▶ Passage provided
=== Section Start ===

The only reason I added an anecdote was because the entirety of your argument was anecdotal. How you can't see the irony here is beyond me.

> I’ve never known anyone to throw away a Mac

I'm just telling you that there are people who do that. What are your sources for that business don't upgrade machines? In my experience, business are often the kind of places that actually do upgrade their machines but of course not if it is macs since they cannot be upgraded.

I have never said anything negative about their recycling program. But it still is more resource heavy and more polluting than simply continued use of a product when you upgrade parts.


Not the OP...


>I have thrown away several macbooks and I know several people that has too

This seems like its explicitly your problem given that apple will take and recycle your old macbooks for free if they are worthless and if they arent they will take them for a credit.


iFixit, the site that did the teardown, measures the repairability of equipment according to objective criteria and rates it. Apple does not typically score well at all.


>the most unfixable pieces of hardware possible

Except the huge part that you're missing is that, when they do a swap or a replacement at an Apple store, they don't just throw away the hardware. They send it back to be disassembled, tested, and remanufactured. They re-use a vast amount of these components and all of their warranty devices are remanufactured from good, tested components that were pieced out of larger components. Just because they don't do individual component repairs at the stores doesn't mean it's unfixable hardware.


Ok, you got a replaceable battery. Now when you replace it you not only have old battery but also the hard shell for that battery to throw out. The same goes for storage. You don't have soldered storage, you have cased SDD. How is this any better than Apples solution?


You throw away (recycle) the old battery and recycle or repurpose the SSD and replace it.

If they're soldered you need to replace everything. How is that not worse?


i don't get it. what does one thing have to do with the other? i assume no-one's going to throw their macbook in the trashcan anytime soon, so i don't see the connection between the ability to repair the device and how bad that device is for the environment.


After Apple care expires, many repairs are so expensive that you have to consider the MB totalled, that means, you are throwing away a device that should be repairable. A keyboard exchange should cost between $100 and $200, not in excess of $600.


so basically the problem is offering cheaper repairs? that should be relatively easy to solve, no?

=== Section End ===

▶ Tasks to perform
A. From the thread on Mac repairability, return everything from "I'm just telling" down to "for a credit.".
B. Please answer these questions from the thread on Mac repairability:
(i) Which site did the teardown?
(ii) What amount does the thread say a keyboard exchange should cost?
(iii) After a swap or replacement at an Apple store, where is the hardware sent and for what?
C. Continue the thread on Mac repairability from its last post.

Bounding box prediction data:

=== Section Start ===

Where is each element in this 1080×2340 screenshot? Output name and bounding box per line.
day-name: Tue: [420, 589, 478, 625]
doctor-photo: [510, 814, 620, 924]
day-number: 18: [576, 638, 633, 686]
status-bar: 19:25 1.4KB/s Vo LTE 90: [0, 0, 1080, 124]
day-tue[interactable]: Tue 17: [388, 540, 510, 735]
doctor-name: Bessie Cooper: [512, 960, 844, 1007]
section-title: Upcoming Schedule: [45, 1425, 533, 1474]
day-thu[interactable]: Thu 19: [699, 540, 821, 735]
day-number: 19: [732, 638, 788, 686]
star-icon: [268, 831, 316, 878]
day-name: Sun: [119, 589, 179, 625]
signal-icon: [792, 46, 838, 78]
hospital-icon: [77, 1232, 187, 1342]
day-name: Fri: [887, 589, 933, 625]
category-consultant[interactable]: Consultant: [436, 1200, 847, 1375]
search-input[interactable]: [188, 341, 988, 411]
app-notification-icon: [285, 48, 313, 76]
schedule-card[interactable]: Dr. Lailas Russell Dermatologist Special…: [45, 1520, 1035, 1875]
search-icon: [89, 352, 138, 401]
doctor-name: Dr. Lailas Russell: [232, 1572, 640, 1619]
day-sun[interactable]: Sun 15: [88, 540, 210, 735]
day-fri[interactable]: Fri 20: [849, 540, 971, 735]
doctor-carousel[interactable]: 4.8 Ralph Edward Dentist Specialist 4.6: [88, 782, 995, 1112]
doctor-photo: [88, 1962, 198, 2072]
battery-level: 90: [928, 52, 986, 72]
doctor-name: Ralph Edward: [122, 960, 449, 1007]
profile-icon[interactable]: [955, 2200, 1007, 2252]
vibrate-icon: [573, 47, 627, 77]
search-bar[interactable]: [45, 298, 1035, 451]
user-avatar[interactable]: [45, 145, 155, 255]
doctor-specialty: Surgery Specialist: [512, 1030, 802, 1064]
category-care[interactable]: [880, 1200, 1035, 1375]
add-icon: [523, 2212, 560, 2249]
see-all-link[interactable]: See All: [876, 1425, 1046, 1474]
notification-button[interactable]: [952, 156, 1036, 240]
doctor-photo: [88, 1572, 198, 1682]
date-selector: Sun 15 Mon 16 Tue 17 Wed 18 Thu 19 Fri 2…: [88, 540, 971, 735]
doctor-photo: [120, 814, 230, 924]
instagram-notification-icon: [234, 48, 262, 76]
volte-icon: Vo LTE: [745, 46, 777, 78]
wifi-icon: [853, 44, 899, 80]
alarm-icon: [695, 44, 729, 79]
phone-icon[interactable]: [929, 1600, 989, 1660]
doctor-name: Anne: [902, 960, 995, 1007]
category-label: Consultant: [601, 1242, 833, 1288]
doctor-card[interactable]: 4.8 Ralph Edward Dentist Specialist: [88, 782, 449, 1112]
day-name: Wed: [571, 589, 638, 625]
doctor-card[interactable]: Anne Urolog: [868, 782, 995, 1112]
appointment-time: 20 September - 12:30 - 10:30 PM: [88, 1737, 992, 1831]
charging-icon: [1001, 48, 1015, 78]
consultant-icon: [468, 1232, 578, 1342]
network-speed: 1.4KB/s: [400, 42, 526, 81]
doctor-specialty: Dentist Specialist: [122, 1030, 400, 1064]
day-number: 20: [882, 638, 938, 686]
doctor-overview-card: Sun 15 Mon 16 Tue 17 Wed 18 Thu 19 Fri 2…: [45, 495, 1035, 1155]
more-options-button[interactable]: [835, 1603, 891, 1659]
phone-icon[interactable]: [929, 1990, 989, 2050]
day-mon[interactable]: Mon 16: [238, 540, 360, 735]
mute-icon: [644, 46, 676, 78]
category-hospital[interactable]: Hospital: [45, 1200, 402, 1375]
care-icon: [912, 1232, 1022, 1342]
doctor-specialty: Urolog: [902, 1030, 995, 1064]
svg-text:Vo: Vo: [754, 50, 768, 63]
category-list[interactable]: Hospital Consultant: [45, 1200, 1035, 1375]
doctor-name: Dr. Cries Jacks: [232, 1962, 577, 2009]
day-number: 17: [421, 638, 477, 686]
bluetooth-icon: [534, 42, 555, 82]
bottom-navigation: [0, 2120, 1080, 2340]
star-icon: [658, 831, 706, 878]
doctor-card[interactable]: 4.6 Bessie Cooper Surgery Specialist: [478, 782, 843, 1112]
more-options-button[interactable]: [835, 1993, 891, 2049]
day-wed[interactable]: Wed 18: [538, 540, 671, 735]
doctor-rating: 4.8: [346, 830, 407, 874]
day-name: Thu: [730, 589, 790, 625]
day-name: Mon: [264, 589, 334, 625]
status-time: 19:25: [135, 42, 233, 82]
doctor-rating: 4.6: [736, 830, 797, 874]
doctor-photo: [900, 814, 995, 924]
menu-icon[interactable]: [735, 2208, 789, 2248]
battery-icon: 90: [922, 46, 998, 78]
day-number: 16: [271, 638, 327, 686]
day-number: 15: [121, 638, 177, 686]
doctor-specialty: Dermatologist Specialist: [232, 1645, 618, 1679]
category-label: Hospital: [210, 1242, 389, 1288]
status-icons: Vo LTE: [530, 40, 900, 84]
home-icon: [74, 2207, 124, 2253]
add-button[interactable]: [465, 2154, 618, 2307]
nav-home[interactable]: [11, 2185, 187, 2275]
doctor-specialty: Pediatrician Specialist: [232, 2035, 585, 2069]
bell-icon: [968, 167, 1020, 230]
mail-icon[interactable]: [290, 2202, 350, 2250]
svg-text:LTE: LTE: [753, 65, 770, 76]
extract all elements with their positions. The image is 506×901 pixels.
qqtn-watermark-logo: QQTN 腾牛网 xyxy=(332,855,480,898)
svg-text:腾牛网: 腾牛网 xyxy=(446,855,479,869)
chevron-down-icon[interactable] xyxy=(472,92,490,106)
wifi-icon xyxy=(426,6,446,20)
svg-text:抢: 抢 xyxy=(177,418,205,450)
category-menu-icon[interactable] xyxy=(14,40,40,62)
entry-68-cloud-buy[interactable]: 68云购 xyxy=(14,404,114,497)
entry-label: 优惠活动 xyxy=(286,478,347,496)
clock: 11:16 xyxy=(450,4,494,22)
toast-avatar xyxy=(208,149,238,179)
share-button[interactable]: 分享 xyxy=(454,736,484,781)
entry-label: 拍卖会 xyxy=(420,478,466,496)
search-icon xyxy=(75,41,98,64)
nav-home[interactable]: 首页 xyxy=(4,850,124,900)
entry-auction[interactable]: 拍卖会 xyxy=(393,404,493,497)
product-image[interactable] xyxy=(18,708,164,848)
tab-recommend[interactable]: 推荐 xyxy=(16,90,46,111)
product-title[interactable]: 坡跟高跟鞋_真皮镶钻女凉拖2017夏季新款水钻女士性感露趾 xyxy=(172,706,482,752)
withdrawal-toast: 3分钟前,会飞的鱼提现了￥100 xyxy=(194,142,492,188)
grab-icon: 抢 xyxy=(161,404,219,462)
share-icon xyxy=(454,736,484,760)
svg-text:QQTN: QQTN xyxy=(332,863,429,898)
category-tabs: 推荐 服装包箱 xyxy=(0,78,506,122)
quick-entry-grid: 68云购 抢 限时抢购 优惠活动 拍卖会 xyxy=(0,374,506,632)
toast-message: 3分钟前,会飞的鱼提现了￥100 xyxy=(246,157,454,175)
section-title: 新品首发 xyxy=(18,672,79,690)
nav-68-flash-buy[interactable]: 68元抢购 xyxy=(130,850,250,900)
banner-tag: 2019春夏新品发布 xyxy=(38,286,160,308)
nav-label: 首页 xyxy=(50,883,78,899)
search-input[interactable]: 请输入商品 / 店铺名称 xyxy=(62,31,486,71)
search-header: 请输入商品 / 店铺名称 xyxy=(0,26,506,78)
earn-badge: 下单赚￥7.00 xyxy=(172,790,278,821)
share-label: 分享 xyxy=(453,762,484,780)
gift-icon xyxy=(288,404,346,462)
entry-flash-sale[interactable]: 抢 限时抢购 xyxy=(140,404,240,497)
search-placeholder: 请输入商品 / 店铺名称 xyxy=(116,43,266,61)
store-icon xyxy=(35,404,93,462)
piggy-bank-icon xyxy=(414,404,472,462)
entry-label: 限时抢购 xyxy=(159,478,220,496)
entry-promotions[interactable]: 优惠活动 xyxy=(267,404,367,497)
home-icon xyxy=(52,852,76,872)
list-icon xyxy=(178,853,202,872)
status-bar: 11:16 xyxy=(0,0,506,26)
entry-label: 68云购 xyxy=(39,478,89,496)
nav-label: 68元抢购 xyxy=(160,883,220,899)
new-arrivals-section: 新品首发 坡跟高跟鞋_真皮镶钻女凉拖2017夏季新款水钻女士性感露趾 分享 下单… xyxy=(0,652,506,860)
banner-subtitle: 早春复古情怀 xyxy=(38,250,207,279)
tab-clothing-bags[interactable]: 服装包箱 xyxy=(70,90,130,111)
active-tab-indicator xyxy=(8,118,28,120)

=== Section End ===

▶ Answers below
A.
I'm just telling you that there are people who do that. What are your sources for that business don't upgrade machines? In my experience, business are often the kind of places that actually do upgrade their machines but of course not if it is macs since they cannot be upgraded.

I have never said anything negative about their recycling program. But it still is more resource heavy and more polluting than simply continued use of a product when you upgrade parts.


Not the OP...


>I have thrown away several macbooks and I know several people that has too

This seems like its explicitly your problem given that apple will take and recycle your old macbooks for free if they are worthless and if they arent they will take them for a credit.

B.
(i) iFixit.
(ii) Between $100 and $200.
(iii) It is sent back to be disassembled, tested, and remanufactured.

C.
That depends on Apple. If they are willing to repair a keyboard for like $150 and a broken SSD for what the SSD prices are going for at that time, at least the customers wouldn't be harmed by these design decisions. If Apple then would reuse the additional changed parts, then even the environment would benefit. But right now, all the burdon is on the customer and the environment.


Repairs are going to be expensive if you need to get a new motherboard to replace a single component.


it all depends on second hand mac component prices. from my knowledge apple changes the casing and motherboard for almost every mac hardware update. thus making components more expensive (lower runs) and the re-sell value high. so for apple to allow replacing parts the backlash from a reduced re-sell price would need to be lower than the potential new avenues of 3rd party components and repairs.


No, the resale value isn't high because they are difficult to repair. It would be the other way around. Currently, I wouldn't pay much for any Mac with a butterfly keyboard, as Apple only warrants it for 4 years and after that the machine is totalled.


not difficult just expensive to repair.

the cheaper it is to repair, the cheaper the device gets.

the more expensive the repairs, the more expensive the device.


> the backlash from a reduced re-sell price

Users complaining that laptops are too easy to repair seems absurd to me but then again, I'm not an Apple customer.


no one is complaining about that.

if you want cheap devices that can be fixed by the side of the road there are countless windows laptops. countless.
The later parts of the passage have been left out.